◆ Stated problem 1: In the interview excerpt about coaching, what three things does the speaker who left Yum! name as bringing joy in work and life?
◆ Stated problem 2: Quote the records word for word, beginning with their first line and continuing through the line that contains "point xyxy=(753,362,758,367)".

◆ Article:
········

When I left Yum! after 16 years as CEO, I had to make a choice about what I was going to do next. I didn’t jump onto the obvious next thing. I spent time deeply considering what brought me joy in my work and life. The answers were clear: my family, developing leaders, and golf. The last one might seem like it doesn’t deserve equal footing with the first two, buy why hide something that brings you joy? I’ve devoted myself to growing and achieving in all three areas and my life is full of joy.
To be motivated enough to put in the effort and energy that growth requires, we have to be working toward something we really want, and the process of getting there needs to generate more joy in our life. Joy feeds our motivation and our confidence that what we’re doing is working and is worth it.
Duncan: Much is being said these days about mindset. What role does mindset play in navigating the path to self-improvement?
Novak: Mindset is essential, whether you’re coaching yourself or being coached by somebody else. We describe the coaching mindset as being open to anything and everything that can drive your growth or progress toward your goal. This takes effort, because the human brain likes to focus on those things that seem certain, not possible. It also focuses on the future, trying to make predictions.
Developing a coaching mindset helps you be more present and calm yourself so you can focus on opportunities all around you. Instead of relying on preconceived notions of what should happen, you’re searching for insights. This expanded way of thinking and seeing the world reveals so many opportunities for growth and achievement.

········

◆ Material provided:
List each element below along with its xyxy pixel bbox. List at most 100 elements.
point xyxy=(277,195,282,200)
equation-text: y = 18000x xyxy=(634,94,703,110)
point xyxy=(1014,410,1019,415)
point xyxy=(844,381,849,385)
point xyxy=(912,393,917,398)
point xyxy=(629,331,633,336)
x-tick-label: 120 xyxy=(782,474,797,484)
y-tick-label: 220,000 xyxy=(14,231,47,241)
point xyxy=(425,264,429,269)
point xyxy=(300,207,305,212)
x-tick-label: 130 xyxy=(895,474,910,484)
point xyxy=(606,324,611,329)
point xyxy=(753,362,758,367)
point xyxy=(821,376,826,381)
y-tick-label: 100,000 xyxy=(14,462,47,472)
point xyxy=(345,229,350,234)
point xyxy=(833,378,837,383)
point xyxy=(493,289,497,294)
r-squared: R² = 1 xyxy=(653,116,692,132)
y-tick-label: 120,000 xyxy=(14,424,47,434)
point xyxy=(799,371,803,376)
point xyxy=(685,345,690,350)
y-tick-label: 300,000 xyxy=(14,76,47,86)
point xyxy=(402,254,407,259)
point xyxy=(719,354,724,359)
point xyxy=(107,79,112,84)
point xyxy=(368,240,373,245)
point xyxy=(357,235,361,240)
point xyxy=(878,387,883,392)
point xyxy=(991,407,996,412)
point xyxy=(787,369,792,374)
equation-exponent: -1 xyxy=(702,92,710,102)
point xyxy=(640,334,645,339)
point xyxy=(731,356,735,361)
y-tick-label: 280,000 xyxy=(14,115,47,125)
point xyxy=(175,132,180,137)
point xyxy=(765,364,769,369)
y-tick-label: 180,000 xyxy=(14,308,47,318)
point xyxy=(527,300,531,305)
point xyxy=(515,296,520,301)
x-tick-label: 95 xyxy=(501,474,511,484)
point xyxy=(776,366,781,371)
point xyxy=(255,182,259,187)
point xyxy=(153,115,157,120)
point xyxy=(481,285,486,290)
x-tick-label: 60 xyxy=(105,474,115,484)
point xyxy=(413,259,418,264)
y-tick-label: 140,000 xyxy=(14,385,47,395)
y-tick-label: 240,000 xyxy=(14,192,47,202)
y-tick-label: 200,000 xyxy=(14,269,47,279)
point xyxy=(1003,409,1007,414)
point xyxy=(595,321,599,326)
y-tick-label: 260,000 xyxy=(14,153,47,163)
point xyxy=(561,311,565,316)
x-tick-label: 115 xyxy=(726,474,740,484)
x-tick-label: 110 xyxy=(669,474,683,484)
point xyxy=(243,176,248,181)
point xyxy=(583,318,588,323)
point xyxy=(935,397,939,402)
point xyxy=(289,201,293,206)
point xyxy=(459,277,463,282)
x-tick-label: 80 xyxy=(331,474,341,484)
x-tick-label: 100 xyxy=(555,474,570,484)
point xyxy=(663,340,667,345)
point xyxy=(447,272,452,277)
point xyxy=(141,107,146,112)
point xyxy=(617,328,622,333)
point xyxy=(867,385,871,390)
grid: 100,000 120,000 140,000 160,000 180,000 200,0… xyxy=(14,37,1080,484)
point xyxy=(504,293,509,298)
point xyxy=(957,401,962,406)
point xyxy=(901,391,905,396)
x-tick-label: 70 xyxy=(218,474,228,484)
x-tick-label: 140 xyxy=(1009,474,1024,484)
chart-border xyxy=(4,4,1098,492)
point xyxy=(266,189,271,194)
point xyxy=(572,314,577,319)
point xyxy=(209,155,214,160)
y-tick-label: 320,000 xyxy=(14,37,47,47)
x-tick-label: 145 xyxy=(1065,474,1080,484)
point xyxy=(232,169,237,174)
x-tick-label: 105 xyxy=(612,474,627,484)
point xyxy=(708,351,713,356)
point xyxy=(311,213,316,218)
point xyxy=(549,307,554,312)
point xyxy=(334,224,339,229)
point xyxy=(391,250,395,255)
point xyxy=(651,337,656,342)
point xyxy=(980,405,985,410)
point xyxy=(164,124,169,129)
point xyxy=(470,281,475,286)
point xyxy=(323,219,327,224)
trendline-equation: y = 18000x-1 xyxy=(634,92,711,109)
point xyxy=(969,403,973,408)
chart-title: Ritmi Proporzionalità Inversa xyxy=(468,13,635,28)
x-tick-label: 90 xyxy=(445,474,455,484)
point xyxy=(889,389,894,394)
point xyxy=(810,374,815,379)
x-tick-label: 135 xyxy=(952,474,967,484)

········

◆ Final answer 1: Family, developing leaders, and golf.

◆ Final answer 2:
List each element below along with its xyxy pixel bbox. List at most 100 elements.
point xyxy=(277,195,282,200)
equation-text: y = 18000x xyxy=(634,94,703,110)
point xyxy=(1014,410,1019,415)
point xyxy=(844,381,849,385)
point xyxy=(912,393,917,398)
point xyxy=(629,331,633,336)
x-tick-label: 120 xyxy=(782,474,797,484)
y-tick-label: 220,000 xyxy=(14,231,47,241)
point xyxy=(425,264,429,269)
point xyxy=(300,207,305,212)
x-tick-label: 130 xyxy=(895,474,910,484)
point xyxy=(606,324,611,329)
point xyxy=(753,362,758,367)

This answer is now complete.